* Aim of the task: Make an exact copy of all the entries, but do not reproduce the pictures.

* Supplied material:
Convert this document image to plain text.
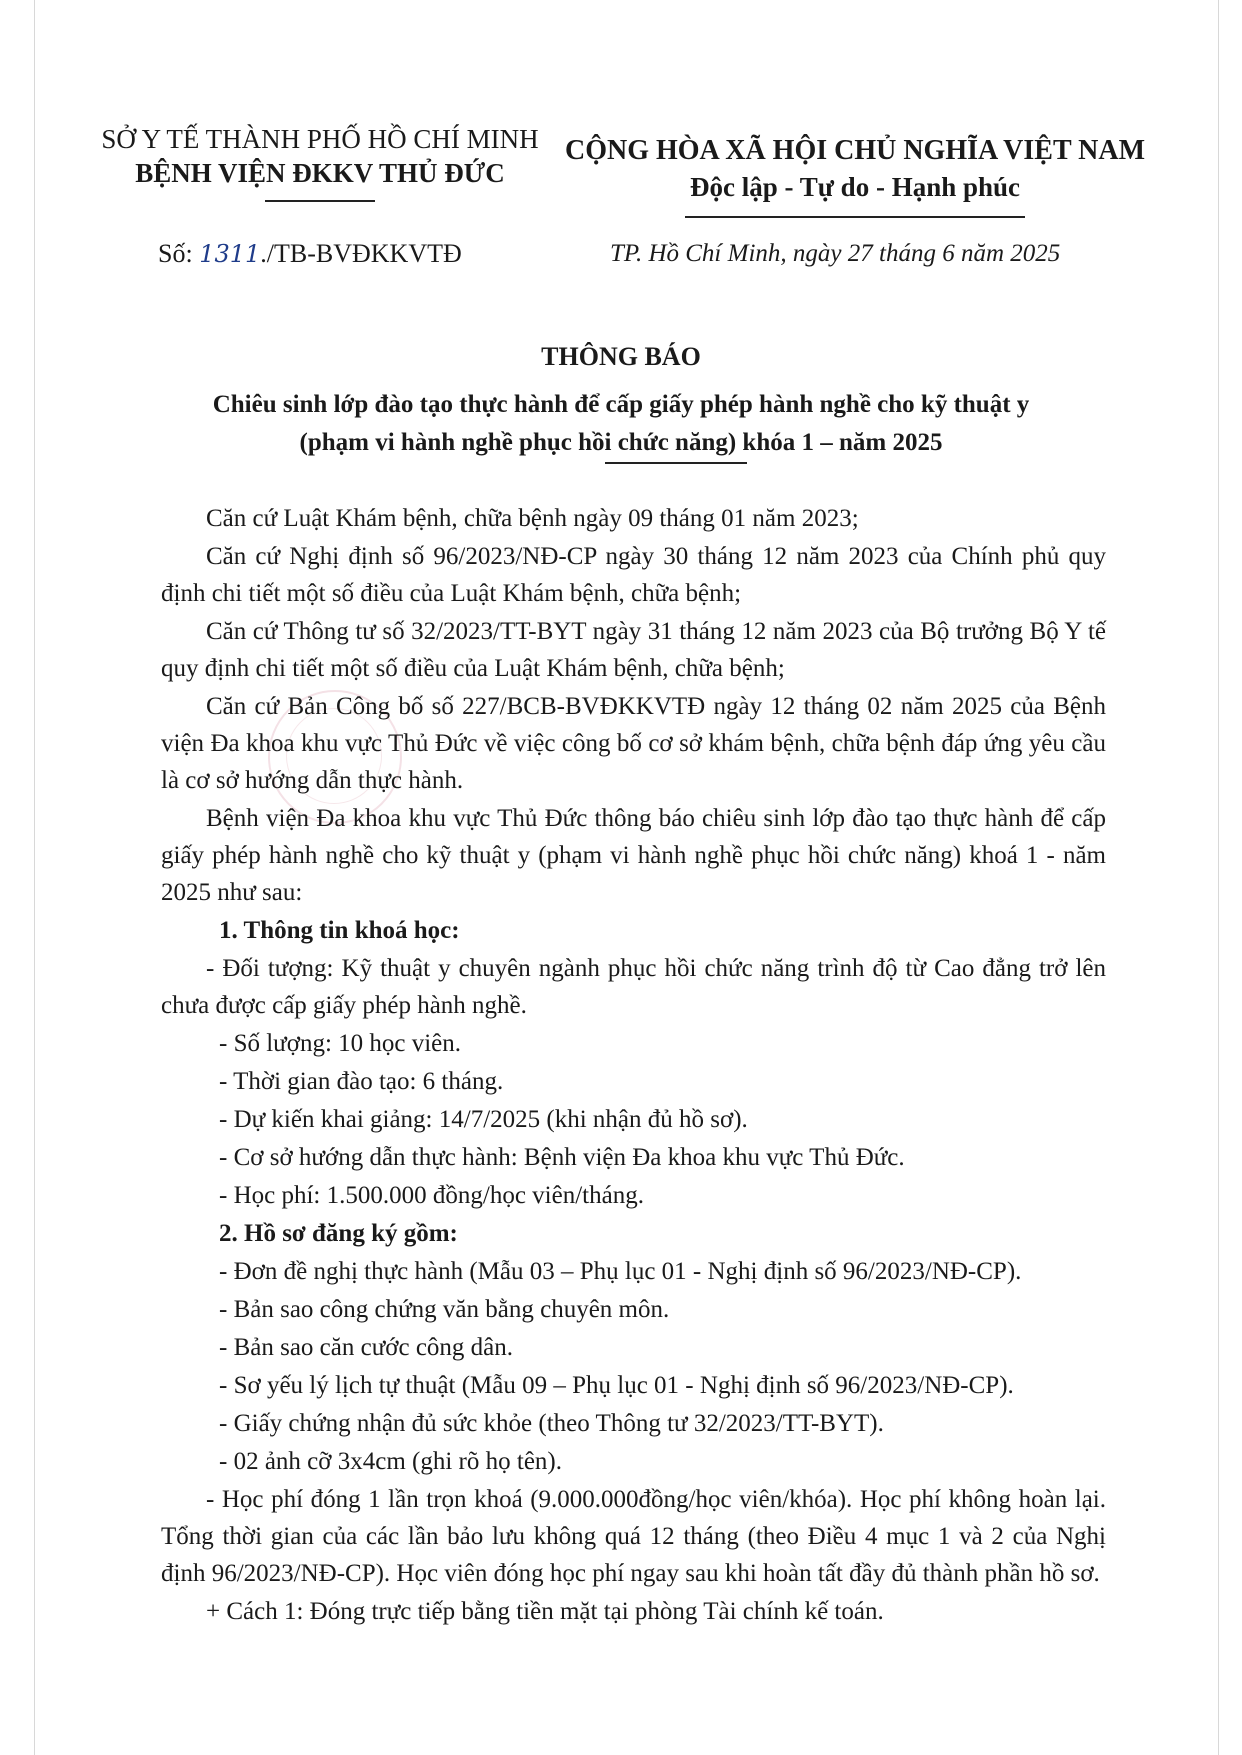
SỞ Y TẾ THÀNH PHỐ HỒ CHÍ MINH
BỆNH VIỆN ĐKKV THỦ ĐỨC
CỘNG HÒA XÃ HỘI CHỦ NGHĨA VIỆT NAM
Độc lập - Tự do - Hạnh phúc
Số: 1311./TB-BVĐKKVTĐ	TP. Hồ Chí Minh, ngày 27 tháng 6 năm 2025
THÔNG BÁO
Chiêu sinh lớp đào tạo thực hành để cấp giấy phép hành nghề cho kỹ thuật y
(phạm vi hành nghề phục hồi chức năng) khóa 1 – năm 2025

Căn cứ Luật Khám bệnh, chữa bệnh ngày 09 tháng 01 năm 2023;

Căn cứ Nghị định số 96/2023/NĐ-CP ngày 30 tháng 12 năm 2023 của Chính phủ quy định chi tiết một số điều của Luật Khám bệnh, chữa bệnh;

Căn cứ Thông tư số 32/2023/TT-BYT ngày 31 tháng 12 năm 2023 của Bộ trưởng Bộ Y tế quy định chi tiết một số điều của Luật Khám bệnh, chữa bệnh;

Căn cứ Bản Công bố số 227/BCB-BVĐKKVTĐ ngày 12 tháng 02 năm 2025 của Bệnh viện Đa khoa khu vực Thủ Đức về việc công bố cơ sở khám bệnh, chữa bệnh đáp ứng yêu cầu là cơ sở hướng dẫn thực hành.

Bệnh viện Đa khoa khu vực Thủ Đức thông báo chiêu sinh lớp đào tạo thực hành để cấp giấy phép hành nghề cho kỹ thuật y (phạm vi hành nghề phục hồi chức năng) khoá 1 - năm 2025 như sau:

1. Thông tin khoá học:

- Đối tượng: Kỹ thuật y chuyên ngành phục hồi chức năng trình độ từ Cao đẳng trở lên chưa được cấp giấy phép hành nghề.

- Số lượng: 10 học viên.

- Thời gian đào tạo: 6 tháng.

- Dự kiến khai giảng: 14/7/2025 (khi nhận đủ hồ sơ).

- Cơ sở hướng dẫn thực hành: Bệnh viện Đa khoa khu vực Thủ Đức.

- Học phí: 1.500.000 đồng/học viên/tháng.

2. Hồ sơ đăng ký gồm:

- Đơn đề nghị thực hành (Mẫu 03 – Phụ lục 01 - Nghị định số 96/2023/NĐ-CP).

- Bản sao công chứng văn bằng chuyên môn.

- Bản sao căn cước công dân.

- Sơ yếu lý lịch tự thuật (Mẫu 09 – Phụ lục 01 - Nghị định số 96/2023/NĐ-CP).

- Giấy chứng nhận đủ sức khỏe (theo Thông tư 32/2023/TT-BYT).

- 02 ảnh cỡ 3x4cm (ghi rõ họ tên).

- Học phí đóng 1 lần trọn khoá (9.000.000đồng/học viên/khóa). Học phí không hoàn lại. Tổng thời gian của các lần bảo lưu không quá 12 tháng (theo Điều 4 mục 1 và 2 của Nghị định 96/2023/NĐ-CP). Học viên đóng học phí ngay sau khi hoàn tất đầy đủ thành phần hồ sơ.

+ Cách 1: Đóng trực tiếp bằng tiền mặt tại phòng Tài chính kế toán.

* Result for this exercise:
Convert this document image to plain text.
SỞ Y TẾ THÀNH PHỐ HỒ CHÍ MINH
BỆNH VIỆN ĐKKV THỦ ĐỨC
CỘNG HÒA XÃ HỘI CHỦ NGHĨA VIỆT NAM
Độc lập - Tự do - Hạnh phúc
Số: 1311./TB-BVĐKKVTĐ	TP. Hồ Chí Minh, ngày 27 tháng 6 năm 2025
THÔNG BÁO
Chiêu sinh lớp đào tạo thực hành để cấp giấy phép hành nghề cho kỹ thuật y
(phạm vi hành nghề phục hồi chức năng) khóa 1 – năm 2025

Căn cứ Luật Khám bệnh, chữa bệnh ngày 09 tháng 01 năm 2023;

Căn cứ Nghị định số 96/2023/NĐ-CP ngày 30 tháng 12 năm 2023 của Chính phủ quy định chi tiết một số điều của Luật Khám bệnh, chữa bệnh;

Căn cứ Thông tư số 32/2023/TT-BYT ngày 31 tháng 12 năm 2023 của Bộ trưởng Bộ Y tế quy định chi tiết một số điều của Luật Khám bệnh, chữa bệnh;

Căn cứ Bản Công bố số 227/BCB-BVĐKKVTĐ ngày 12 tháng 02 năm 2025 của Bệnh viện Đa khoa khu vực Thủ Đức về việc công bố cơ sở khám bệnh, chữa bệnh đáp ứng yêu cầu là cơ sở hướng dẫn thực hành.

Bệnh viện Đa khoa khu vực Thủ Đức thông báo chiêu sinh lớp đào tạo thực hành để cấp giấy phép hành nghề cho kỹ thuật y (phạm vi hành nghề phục hồi chức năng) khoá 1 - năm 2025 như sau:

1. Thông tin khoá học:

- Đối tượng: Kỹ thuật y chuyên ngành phục hồi chức năng trình độ từ Cao đẳng trở lên chưa được cấp giấy phép hành nghề.

- Số lượng: 10 học viên.

- Thời gian đào tạo: 6 tháng.

- Dự kiến khai giảng: 14/7/2025 (khi nhận đủ hồ sơ).

- Cơ sở hướng dẫn thực hành: Bệnh viện Đa khoa khu vực Thủ Đức.

- Học phí: 1.500.000 đồng/học viên/tháng.

2. Hồ sơ đăng ký gồm:

- Đơn đề nghị thực hành (Mẫu 03 – Phụ lục 01 - Nghị định số 96/2023/NĐ-CP).

- Bản sao công chứng văn bằng chuyên môn.

- Bản sao căn cước công dân.

- Sơ yếu lý lịch tự thuật (Mẫu 09 – Phụ lục 01 - Nghị định số 96/2023/NĐ-CP).

- Giấy chứng nhận đủ sức khỏe (theo Thông tư 32/2023/TT-BYT).

- 02 ảnh cỡ 3x4cm (ghi rõ họ tên).

- Học phí đóng 1 lần trọn khoá (9.000.000đồng/học viên/khóa). Học phí không hoàn lại. Tổng thời gian của các lần bảo lưu không quá 12 tháng (theo Điều 4 mục 1 và 2 của Nghị định 96/2023/NĐ-CP). Học viên đóng học phí ngay sau khi hoàn tất đầy đủ thành phần hồ sơ.

+ Cách 1: Đóng trực tiếp bằng tiền mặt tại phòng Tài chính kế toán.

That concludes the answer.